[Data items]
===
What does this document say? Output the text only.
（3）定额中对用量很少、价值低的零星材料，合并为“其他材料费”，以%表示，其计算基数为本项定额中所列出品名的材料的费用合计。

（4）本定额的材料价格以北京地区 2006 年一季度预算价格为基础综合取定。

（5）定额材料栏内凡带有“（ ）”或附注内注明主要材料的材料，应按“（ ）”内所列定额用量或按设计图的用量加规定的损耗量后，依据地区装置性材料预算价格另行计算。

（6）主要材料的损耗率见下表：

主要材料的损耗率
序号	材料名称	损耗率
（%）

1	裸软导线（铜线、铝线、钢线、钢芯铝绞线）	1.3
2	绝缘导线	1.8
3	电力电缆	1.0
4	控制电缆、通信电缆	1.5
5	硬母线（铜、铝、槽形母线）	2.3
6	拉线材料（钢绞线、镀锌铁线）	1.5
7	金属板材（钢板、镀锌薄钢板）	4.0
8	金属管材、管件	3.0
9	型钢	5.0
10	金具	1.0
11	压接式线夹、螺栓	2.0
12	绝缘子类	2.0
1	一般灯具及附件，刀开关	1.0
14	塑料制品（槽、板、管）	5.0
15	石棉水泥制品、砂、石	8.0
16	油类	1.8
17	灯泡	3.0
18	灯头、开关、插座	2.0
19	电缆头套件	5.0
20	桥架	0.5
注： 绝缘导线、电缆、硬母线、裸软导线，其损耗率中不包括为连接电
===
Prompt = Write out every line of the preceding listing that contains "绝缘导线".

Written solution =
2	绝缘导线	1.8
注： 绝缘导线、电缆、硬母线、裸软导线，其损耗率中不包括为连接电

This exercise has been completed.